The script provides:
- **Pre-configured test scenarios** for common use cases
- **Automatic report generation** in Markdown format
- **State capture** before and after test execution
- **Protection verification** with checkboxes
- **Custom test support** for specific scenarios

#### Test Categories
The test runner provides the following pre-configured test scenarios:

1. **Basic Functionality Test**: Tests processing of files with valid EXIF data to verify correct sorting and organization
2. **Unimportable Files Test**: Tests handling of files without EXIF data in both root and subfolders, without --collect-unimportable flag
3. **Mixed Content Test**: Tests processing of sortable and unimportable files in separate folders to verify cleanup behavior
4. **Safety Protections Test**: Tests destination exclusion and move confirmation mechanisms to prevent data loss
5. **UTC Conversion Test**: Tests UTC timestamp conversion for QuickTime/Apple EXIF data
6. **Subdirectory Processing Test**: Tests processing of files in nested subdirectories to ensure recursive file discovery
7. **Custom Test**: Allows user-defined test scenarios with custom file sets and commands

#### Test Result Persistence
The test runner includes automatic result persistence:

- **Archival Location**: Test results are saved as individual Markdown files in `test_reports/` directory
- **Naming Convention**: `{TestName}_{YYYYMMDD_HHMMSS}.md` format for easy identification
- **Contents Preserved**: Single self-contained Markdown file with:
  - Complete test information and directory structures
  - Full script execution output embedded inline (ANSI codes stripped for readability)
  - Import log content included directly in the report
- **Excluded Files**: No separate files - everything is consolidated in the Markdown report
- **Historical Tracking**: Maintains complete test history for debugging and regression testing

#### Cleanup
- Review the test report and verify all aspects are documented
- Clean up the `test` directory after each test run to ensure a fresh environment for subsequent tests
- Archive important test reports in a `test_reports/` directory for future reference

## 3. Changelog

### 2025-09-07 21:15 - Test 2 and 3 Enhancements
- Updated Test 2 (Unimportable Files Test) to include files in both root and subfolder
- Removed --collect-unimportable flag from Test 2 to test default behavior
- Updated Test 3 (Mixed Content Test) to use separate folders for sortable vs unimportable files
- Test 3 now verifies that folders with only sortable files are cleaned up while folders with unimportable files are preserved
- Updated menu descriptions to reflect the changes
- Tests now verify proper handling of unimportable files without collection flag

---

### 2025-09-07 21:25 - Documentation Enhancement
- Added comprehensive documentation for --collect-unimportable flag in README.md
- Added Example 4 showing how to use --collect-unimportable flag
- Updated Features section to mention unimportable files handling
- Updated Configuration section to explain default behavior for unimportable files
- Added usage example for --collect-unimportable in Basic Usage section

---

### 2025-09-07 21:30 - Git Ignore Enhancement
- Added test_reports/ to .gitignore to exclude generated test reports from version control
- Test reports are generated files that don't need to be tracked in Git
- Prevents large numbers of timestamped report files from cluttering the repository
- Added sample/ to .gitignore to exclude test media files from version control

---

### 2025-09-07 20:40 - Source Only Test Addition
- Added Test 8: Source Only Test to test runner
- Tests processing with only source parameter (creates sorted subdirectory automatically)

- [EXTRACTED ENTRIES]
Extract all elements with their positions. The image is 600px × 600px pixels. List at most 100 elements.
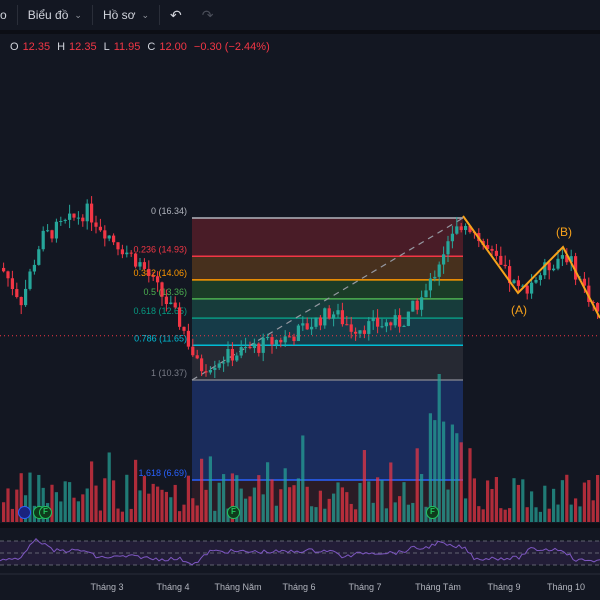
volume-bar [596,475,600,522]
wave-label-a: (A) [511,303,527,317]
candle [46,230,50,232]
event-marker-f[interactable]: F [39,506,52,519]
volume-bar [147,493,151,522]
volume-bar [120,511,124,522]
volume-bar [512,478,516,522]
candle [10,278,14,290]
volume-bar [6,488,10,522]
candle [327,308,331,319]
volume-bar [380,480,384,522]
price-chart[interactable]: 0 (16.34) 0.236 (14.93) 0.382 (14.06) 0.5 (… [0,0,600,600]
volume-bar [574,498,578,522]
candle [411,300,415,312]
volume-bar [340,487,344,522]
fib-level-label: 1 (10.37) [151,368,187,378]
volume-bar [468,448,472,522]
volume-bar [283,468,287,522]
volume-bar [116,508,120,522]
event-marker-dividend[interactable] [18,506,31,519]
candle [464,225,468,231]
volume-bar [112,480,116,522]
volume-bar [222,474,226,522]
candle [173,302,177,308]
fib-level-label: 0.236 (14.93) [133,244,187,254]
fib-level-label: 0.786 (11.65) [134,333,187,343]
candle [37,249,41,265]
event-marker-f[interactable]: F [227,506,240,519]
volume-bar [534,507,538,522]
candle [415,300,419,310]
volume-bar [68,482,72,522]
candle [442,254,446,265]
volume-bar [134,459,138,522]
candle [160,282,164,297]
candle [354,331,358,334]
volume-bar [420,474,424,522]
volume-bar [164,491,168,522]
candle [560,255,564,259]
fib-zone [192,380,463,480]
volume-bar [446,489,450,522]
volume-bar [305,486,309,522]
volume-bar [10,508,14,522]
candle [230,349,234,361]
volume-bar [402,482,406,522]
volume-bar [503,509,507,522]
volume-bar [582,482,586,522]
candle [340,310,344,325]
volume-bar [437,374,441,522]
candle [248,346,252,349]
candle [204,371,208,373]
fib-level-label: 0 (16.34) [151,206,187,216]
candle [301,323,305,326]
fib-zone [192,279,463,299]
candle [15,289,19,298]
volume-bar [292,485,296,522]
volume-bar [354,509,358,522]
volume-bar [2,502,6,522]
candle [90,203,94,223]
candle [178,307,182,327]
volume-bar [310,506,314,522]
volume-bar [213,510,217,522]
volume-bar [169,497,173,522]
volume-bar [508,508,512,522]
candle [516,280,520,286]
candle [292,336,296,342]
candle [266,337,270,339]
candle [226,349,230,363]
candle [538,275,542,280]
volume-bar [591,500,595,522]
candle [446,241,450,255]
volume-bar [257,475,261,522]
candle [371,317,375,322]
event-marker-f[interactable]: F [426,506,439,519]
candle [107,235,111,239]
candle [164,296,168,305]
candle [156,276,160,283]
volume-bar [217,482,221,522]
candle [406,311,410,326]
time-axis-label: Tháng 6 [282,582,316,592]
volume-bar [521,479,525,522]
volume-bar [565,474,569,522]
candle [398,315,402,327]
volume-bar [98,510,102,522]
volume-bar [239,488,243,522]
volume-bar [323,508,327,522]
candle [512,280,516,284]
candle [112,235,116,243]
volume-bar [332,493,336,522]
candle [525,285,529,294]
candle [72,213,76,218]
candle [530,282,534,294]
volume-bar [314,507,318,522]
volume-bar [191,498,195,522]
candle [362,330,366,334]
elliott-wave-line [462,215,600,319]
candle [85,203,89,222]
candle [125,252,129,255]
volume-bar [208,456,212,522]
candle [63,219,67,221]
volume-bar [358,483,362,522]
--
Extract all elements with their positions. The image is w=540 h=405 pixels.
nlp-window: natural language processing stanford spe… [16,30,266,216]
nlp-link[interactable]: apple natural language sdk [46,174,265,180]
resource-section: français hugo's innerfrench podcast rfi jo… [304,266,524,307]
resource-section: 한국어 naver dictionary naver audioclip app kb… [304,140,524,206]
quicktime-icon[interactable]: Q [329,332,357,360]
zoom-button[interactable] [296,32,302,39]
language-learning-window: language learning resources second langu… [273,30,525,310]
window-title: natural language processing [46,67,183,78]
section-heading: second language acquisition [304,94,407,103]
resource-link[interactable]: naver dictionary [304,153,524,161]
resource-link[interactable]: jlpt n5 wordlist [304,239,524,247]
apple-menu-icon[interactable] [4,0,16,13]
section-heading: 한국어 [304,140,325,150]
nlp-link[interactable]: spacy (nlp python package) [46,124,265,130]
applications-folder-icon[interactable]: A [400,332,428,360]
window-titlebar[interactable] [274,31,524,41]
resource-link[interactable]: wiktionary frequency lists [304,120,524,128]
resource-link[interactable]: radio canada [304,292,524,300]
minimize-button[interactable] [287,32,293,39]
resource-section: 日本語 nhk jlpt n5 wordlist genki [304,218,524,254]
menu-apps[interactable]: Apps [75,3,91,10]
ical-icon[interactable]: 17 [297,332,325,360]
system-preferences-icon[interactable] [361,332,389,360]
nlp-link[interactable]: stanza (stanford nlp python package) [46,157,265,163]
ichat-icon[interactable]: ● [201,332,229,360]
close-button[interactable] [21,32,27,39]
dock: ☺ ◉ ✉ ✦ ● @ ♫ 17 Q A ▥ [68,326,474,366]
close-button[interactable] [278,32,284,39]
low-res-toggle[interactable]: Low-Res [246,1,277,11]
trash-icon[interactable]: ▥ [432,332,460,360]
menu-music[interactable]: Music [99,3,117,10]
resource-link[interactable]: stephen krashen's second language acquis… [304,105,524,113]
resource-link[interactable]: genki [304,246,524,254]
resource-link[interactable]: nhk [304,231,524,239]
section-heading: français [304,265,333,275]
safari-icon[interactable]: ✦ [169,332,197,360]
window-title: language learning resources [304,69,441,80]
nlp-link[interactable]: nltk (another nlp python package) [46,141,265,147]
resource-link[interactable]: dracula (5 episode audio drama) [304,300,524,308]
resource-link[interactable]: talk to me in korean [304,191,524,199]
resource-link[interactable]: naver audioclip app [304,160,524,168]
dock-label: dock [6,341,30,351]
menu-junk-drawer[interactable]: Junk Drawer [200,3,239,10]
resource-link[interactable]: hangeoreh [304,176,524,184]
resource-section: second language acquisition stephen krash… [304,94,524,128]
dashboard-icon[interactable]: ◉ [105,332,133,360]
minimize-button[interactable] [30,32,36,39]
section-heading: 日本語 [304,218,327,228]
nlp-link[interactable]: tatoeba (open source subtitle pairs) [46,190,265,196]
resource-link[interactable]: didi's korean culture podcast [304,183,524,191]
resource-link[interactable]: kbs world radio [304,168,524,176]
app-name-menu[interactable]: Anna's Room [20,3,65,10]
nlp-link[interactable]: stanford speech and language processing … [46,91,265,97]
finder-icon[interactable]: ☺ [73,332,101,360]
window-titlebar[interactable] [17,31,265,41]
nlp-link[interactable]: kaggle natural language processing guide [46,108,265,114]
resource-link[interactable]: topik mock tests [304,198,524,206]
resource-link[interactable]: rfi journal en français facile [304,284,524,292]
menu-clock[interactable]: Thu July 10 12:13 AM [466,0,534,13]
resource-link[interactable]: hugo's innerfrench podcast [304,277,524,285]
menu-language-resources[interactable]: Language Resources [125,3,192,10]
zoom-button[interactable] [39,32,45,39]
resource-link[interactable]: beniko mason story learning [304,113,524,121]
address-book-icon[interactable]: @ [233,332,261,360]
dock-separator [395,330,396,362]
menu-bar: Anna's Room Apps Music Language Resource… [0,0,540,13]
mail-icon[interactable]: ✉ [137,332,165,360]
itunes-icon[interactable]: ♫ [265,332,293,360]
---
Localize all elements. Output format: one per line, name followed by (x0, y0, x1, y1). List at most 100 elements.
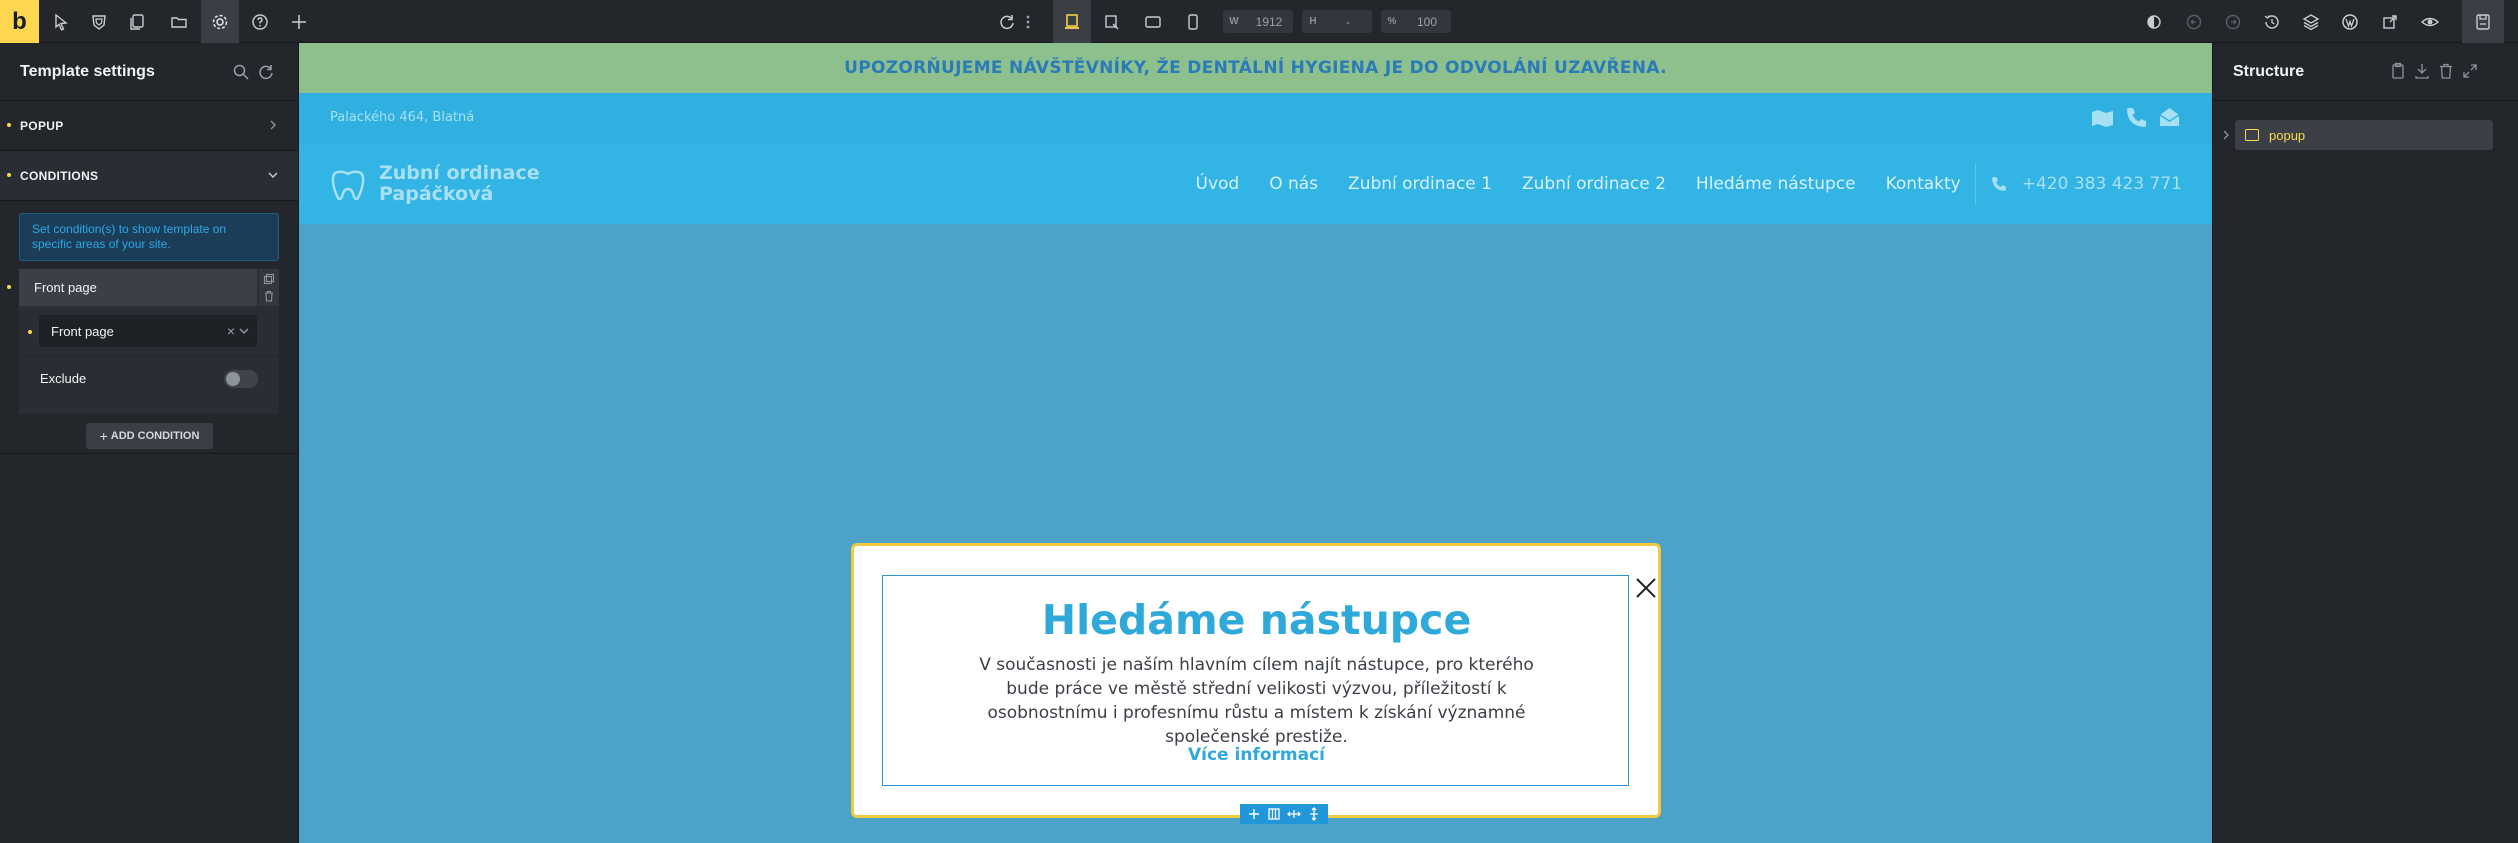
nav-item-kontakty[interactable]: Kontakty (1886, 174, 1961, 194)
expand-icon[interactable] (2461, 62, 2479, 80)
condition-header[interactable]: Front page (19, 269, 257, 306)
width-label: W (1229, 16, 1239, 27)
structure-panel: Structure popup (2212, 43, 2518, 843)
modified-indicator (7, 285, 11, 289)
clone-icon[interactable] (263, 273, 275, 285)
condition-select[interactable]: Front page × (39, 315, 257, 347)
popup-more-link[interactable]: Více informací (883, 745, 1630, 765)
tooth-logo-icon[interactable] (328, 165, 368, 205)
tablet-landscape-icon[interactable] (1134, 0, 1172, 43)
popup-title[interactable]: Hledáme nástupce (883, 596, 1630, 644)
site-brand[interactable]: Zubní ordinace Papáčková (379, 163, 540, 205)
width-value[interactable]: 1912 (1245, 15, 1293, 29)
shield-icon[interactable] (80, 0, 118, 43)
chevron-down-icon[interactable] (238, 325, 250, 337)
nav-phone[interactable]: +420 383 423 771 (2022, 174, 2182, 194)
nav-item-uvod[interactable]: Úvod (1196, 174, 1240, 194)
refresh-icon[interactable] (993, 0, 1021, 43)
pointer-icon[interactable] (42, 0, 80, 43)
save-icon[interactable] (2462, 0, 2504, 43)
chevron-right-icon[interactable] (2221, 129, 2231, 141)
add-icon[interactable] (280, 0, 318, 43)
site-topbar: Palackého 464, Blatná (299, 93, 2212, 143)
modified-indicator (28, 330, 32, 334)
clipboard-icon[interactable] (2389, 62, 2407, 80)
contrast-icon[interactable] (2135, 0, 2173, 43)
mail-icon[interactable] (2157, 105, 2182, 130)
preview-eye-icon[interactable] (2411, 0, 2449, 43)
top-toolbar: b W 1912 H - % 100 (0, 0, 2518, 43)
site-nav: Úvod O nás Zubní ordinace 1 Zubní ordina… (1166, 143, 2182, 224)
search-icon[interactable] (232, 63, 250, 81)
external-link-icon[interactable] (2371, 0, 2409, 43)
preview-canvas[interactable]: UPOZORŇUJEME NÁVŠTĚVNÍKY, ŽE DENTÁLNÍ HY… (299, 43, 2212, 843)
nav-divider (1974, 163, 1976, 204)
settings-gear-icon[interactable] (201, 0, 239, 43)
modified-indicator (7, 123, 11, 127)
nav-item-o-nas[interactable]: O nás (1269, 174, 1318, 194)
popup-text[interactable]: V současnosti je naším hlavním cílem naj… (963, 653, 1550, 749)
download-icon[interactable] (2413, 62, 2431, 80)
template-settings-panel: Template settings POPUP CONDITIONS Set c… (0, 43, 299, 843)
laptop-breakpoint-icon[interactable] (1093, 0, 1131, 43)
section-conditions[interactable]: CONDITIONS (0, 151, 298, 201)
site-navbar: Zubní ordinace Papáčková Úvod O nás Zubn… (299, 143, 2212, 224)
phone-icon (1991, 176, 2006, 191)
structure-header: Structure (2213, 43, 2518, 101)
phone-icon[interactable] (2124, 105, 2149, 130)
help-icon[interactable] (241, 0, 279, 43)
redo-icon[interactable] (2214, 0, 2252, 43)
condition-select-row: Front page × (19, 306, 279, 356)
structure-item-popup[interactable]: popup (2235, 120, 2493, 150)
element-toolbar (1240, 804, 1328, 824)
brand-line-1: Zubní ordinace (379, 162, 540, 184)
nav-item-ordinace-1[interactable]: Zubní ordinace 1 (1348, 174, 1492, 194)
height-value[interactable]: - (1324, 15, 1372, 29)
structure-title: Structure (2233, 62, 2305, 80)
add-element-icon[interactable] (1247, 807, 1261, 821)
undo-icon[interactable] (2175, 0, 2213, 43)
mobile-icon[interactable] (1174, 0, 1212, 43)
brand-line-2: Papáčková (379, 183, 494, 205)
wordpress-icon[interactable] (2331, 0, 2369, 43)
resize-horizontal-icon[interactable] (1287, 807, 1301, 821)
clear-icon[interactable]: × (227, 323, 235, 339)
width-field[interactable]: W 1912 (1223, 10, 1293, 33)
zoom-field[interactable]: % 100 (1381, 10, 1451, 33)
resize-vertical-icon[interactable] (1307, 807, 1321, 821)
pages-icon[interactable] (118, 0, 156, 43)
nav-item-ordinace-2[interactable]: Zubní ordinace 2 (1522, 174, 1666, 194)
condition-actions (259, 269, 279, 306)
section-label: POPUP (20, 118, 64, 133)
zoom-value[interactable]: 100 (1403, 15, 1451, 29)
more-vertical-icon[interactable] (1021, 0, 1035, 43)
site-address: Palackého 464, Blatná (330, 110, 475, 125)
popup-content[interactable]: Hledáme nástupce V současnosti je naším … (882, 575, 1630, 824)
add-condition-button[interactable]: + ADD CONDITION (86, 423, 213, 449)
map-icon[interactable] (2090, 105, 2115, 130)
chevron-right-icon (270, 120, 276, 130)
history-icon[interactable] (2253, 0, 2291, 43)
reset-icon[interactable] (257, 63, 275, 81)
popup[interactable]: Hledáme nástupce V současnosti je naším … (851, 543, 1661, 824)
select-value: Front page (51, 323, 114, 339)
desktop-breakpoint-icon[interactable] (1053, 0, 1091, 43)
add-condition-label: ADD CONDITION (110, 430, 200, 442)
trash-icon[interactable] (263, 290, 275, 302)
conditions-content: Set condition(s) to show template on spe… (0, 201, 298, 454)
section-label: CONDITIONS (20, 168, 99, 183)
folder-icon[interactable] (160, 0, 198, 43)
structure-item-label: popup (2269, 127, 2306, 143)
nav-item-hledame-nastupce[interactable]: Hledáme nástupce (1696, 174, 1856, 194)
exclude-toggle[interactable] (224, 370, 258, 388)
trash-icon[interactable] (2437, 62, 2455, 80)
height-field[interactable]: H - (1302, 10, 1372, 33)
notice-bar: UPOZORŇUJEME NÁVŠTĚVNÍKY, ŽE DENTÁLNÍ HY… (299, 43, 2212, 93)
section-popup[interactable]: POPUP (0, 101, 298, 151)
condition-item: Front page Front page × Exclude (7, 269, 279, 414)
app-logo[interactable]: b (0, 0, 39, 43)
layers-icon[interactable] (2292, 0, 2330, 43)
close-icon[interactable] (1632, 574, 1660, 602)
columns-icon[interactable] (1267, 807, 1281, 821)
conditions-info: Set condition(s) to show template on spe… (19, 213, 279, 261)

- [TO-DO LIST]
A. In the test runner documentation, what does the UTC Conversion Test check?
B. Proceed with the test runner documentation, picking up right after its final line.
The entries can be set aside; nothing here depends on them.

- [THE RESULTS]
A. It tests UTC timestamp conversion for QuickTime/Apple EXIF data.

B.
- Verifies that when no destination is specified, files are sorted into source/sorted/
- Updated menu and command line options for new test

---

### 2025-09-07 20:45 - Test 7 Refinement
- Updated Test 7 to test --keep-empty-dirs functionality instead of cleanup
- Since cleanup is now default behavior, Test 7 now verifies empty directory preservation
- Renamed from "Cleanup Empty Directories Test" to "Keep Empty Directories Test"
- Updated test scenario to validate --keep-empty-dirs flag behavior
- Added command line option "keep-empty-dirs" for test 7

---

### 2025-09-07 19:30 - Test Runner Directory Separation
- Adapted test runner to use separate source and destination directories
- Changed from test/ as source to test/source/ and test/destination/
- Updated all test functions to use proper directory separation
- Improved test isolation and clarity

---

### 2025-09-07 19:00 - Default Cleanup Behavior
- Made --cleanup-empty-dirs the default behavior (implicit option)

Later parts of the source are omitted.